> _Exercise instructions_: Going through the material below, please gather all lines with the word "解答过程" in them.

> _Records from a data source_:
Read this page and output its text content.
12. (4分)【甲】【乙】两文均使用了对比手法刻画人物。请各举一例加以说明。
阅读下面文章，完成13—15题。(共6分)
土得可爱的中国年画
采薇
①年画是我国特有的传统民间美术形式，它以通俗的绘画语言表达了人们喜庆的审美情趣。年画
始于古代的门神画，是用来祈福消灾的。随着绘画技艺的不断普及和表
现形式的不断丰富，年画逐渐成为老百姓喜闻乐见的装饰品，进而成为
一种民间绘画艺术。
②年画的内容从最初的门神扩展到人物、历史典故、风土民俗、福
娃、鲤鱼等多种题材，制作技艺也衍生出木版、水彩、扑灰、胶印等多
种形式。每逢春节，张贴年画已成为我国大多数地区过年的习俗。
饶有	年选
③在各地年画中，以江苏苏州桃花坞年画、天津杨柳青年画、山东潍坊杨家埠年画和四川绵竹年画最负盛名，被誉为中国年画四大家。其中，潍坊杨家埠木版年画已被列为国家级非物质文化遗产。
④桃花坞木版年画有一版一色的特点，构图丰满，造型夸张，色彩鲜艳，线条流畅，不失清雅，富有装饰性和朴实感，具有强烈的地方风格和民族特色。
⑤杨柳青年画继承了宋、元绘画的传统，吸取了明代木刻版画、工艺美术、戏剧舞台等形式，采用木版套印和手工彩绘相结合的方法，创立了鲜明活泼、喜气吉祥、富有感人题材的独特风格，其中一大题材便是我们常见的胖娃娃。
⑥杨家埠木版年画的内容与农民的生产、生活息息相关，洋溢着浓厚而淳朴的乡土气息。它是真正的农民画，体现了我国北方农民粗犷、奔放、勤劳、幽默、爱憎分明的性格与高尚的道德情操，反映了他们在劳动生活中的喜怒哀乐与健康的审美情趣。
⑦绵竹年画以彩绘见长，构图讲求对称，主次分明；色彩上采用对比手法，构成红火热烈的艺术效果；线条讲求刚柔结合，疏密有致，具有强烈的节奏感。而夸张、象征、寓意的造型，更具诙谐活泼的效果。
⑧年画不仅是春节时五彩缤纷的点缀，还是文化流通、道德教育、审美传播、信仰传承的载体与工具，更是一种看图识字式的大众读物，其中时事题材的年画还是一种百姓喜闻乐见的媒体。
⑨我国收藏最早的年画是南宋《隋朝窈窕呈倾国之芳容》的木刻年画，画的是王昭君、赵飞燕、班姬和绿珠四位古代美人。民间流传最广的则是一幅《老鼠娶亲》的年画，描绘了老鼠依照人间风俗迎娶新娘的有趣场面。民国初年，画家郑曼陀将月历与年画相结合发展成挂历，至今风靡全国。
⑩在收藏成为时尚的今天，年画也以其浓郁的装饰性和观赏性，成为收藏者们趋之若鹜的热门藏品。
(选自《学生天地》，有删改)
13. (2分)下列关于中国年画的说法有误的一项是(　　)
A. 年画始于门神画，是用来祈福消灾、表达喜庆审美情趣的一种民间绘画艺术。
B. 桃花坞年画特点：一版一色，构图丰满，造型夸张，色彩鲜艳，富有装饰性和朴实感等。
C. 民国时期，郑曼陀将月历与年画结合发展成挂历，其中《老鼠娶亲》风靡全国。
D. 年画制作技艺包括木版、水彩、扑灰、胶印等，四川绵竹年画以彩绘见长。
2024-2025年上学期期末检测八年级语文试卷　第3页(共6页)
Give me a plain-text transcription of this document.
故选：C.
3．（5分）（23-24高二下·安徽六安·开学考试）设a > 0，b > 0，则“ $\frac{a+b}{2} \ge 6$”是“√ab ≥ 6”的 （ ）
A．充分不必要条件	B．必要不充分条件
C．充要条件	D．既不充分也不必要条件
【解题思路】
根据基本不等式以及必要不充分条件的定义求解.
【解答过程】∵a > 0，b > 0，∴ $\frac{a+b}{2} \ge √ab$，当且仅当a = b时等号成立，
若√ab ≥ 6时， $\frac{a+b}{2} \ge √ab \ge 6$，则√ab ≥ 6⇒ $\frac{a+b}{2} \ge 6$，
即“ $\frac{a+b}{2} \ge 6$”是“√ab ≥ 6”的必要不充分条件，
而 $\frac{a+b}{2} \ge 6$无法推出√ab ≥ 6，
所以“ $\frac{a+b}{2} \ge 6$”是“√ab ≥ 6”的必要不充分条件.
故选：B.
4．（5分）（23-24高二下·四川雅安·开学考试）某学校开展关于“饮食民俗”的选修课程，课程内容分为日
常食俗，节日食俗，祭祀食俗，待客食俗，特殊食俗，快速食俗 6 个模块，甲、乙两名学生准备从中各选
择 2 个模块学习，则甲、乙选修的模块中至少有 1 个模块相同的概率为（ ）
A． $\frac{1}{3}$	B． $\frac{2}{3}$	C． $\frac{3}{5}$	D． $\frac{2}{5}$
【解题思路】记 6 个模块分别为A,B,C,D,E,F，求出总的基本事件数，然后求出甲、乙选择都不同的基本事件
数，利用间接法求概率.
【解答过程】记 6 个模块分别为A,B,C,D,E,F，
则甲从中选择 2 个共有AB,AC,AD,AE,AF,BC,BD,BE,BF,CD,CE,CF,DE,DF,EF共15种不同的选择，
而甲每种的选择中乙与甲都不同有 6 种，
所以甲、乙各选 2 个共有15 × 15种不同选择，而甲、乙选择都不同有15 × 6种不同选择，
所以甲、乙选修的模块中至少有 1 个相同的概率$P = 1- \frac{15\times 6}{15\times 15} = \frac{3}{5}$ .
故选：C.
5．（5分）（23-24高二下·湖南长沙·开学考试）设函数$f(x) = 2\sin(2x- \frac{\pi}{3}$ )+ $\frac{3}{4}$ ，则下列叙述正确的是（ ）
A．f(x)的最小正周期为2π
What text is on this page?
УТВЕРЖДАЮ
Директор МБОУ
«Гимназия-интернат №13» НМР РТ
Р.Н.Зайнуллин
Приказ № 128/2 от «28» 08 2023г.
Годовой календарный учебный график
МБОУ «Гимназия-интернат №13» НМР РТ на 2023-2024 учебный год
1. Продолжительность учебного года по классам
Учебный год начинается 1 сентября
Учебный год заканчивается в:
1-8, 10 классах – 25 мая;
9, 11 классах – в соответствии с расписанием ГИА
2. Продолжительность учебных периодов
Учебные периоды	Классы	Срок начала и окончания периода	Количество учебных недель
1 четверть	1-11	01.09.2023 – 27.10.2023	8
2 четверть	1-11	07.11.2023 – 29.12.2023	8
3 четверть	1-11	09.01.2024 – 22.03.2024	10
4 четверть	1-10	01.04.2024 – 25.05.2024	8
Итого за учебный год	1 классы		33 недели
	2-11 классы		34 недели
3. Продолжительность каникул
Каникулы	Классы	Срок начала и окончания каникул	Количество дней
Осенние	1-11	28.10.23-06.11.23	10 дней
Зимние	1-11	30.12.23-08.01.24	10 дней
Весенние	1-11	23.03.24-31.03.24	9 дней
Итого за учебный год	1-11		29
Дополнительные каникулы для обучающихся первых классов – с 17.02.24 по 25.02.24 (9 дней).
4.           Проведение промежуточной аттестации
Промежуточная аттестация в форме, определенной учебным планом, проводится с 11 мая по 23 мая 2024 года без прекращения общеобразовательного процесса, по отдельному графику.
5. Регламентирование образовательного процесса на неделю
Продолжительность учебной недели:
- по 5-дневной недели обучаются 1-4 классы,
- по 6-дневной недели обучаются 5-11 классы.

> _Answer for this exercise_:
【解答过程】∵a > 0，b > 0，∴ $\frac{a+b}{2} \ge √ab$，当且仅当a = b时等号成立，
【解答过程】记 6 个模块分别为A,B,C,D,E,F，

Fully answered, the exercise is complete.